REQUIRED WORK:
Type out every line below exactly as it reads.

RECORDED INFORMATION:
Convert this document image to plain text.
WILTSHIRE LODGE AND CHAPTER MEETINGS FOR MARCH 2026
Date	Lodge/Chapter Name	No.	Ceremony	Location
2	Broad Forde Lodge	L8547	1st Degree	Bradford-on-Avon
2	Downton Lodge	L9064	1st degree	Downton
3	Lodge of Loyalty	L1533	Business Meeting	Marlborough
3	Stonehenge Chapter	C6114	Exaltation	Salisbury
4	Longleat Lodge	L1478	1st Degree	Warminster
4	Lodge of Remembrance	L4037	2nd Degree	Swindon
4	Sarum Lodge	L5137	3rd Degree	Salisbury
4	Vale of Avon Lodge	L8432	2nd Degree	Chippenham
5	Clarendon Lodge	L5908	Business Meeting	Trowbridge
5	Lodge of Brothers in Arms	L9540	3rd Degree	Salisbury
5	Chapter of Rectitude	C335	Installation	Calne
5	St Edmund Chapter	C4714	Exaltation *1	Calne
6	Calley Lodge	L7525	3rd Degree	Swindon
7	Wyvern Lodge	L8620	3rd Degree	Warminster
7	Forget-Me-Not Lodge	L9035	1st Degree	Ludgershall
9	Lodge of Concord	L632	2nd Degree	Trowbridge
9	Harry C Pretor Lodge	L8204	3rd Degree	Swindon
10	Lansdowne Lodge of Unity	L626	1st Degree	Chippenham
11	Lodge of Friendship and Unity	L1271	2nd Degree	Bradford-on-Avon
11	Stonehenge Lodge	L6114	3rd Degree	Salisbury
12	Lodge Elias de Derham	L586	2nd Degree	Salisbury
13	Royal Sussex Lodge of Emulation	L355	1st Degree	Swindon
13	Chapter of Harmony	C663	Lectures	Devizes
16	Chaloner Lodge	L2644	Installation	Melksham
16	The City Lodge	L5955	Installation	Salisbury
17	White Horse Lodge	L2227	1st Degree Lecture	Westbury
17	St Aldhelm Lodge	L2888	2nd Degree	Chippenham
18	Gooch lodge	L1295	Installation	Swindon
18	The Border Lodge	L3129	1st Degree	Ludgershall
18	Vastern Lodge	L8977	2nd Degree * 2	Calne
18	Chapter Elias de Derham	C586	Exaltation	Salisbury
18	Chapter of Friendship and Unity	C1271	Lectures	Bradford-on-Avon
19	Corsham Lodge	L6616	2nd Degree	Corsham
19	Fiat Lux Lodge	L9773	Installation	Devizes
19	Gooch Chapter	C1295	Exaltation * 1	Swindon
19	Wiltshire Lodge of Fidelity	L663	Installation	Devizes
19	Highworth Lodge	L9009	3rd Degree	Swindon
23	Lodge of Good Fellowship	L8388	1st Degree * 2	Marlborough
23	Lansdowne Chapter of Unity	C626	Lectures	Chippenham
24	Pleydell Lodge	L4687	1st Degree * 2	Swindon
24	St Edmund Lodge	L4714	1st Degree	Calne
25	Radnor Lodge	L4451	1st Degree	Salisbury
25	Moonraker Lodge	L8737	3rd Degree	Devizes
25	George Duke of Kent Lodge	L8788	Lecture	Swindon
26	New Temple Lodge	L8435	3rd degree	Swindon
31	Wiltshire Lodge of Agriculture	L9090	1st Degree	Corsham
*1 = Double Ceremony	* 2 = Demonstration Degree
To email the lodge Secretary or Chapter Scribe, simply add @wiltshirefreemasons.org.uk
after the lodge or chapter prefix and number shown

REPLY TO THE TASK:
Convert this document image to plain text.
WILTSHIRE LODGE AND CHAPTER MEETINGS FOR MARCH 2026
Date	Lodge/Chapter Name	No.	Ceremony	Location
2	Broad Forde Lodge	L8547	1st Degree	Bradford-on-Avon
2	Downton Lodge	L9064	1st degree	Downton
3	Lodge of Loyalty	L1533	Business Meeting	Marlborough
3	Stonehenge Chapter	C6114	Exaltation	Salisbury
4	Longleat Lodge	L1478	1st Degree	Warminster
4	Lodge of Remembrance	L4037	2nd Degree	Swindon
4	Sarum Lodge	L5137	3rd Degree	Salisbury
4	Vale of Avon Lodge	L8432	2nd Degree	Chippenham
5	Clarendon Lodge	L5908	Business Meeting	Trowbridge
5	Lodge of Brothers in Arms	L9540	3rd Degree	Salisbury
5	Chapter of Rectitude	C335	Installation	Calne
5	St Edmund Chapter	C4714	Exaltation *1	Calne
6	Calley Lodge	L7525	3rd Degree	Swindon
7	Wyvern Lodge	L8620	3rd Degree	Warminster
7	Forget-Me-Not Lodge	L9035	1st Degree	Ludgershall
9	Lodge of Concord	L632	2nd Degree	Trowbridge
9	Harry C Pretor Lodge	L8204	3rd Degree	Swindon
10	Lansdowne Lodge of Unity	L626	1st Degree	Chippenham
11	Lodge of Friendship and Unity	L1271	2nd Degree	Bradford-on-Avon
11	Stonehenge Lodge	L6114	3rd Degree	Salisbury
12	Lodge Elias de Derham	L586	2nd Degree	Salisbury
13	Royal Sussex Lodge of Emulation	L355	1st Degree	Swindon
13	Chapter of Harmony	C663	Lectures	Devizes
16	Chaloner Lodge	L2644	Installation	Melksham
16	The City Lodge	L5955	Installation	Salisbury
17	White Horse Lodge	L2227	1st Degree Lecture	Westbury
17	St Aldhelm Lodge	L2888	2nd Degree	Chippenham
18	Gooch lodge	L1295	Installation	Swindon
18	The Border Lodge	L3129	1st Degree	Ludgershall
18	Vastern Lodge	L8977	2nd Degree * 2	Calne
18	Chapter Elias de Derham	C586	Exaltation	Salisbury
18	Chapter of Friendship and Unity	C1271	Lectures	Bradford-on-Avon
19	Corsham Lodge	L6616	2nd Degree	Corsham
19	Fiat Lux Lodge	L9773	Installation	Devizes
19	Gooch Chapter	C1295	Exaltation * 1	Swindon
19	Wiltshire Lodge of Fidelity	L663	Installation	Devizes
19	Highworth Lodge	L9009	3rd Degree	Swindon
23	Lodge of Good Fellowship	L8388	1st Degree * 2	Marlborough
23	Lansdowne Chapter of Unity	C626	Lectures	Chippenham
24	Pleydell Lodge	L4687	1st Degree * 2	Swindon
24	St Edmund Lodge	L4714	1st Degree	Calne
25	Radnor Lodge	L4451	1st Degree	Salisbury
25	Moonraker Lodge	L8737	3rd Degree	Devizes
25	George Duke of Kent Lodge	L8788	Lecture	Swindon
26	New Temple Lodge	L8435	3rd degree	Swindon
31	Wiltshire Lodge of Agriculture	L9090	1st Degree	Corsham
*1 = Double Ceremony	* 2 = Demonstration Degree
To email the lodge Secretary or Chapter Scribe, simply add @wiltshirefreemasons.org.uk
after the lodge or chapter prefix and number shown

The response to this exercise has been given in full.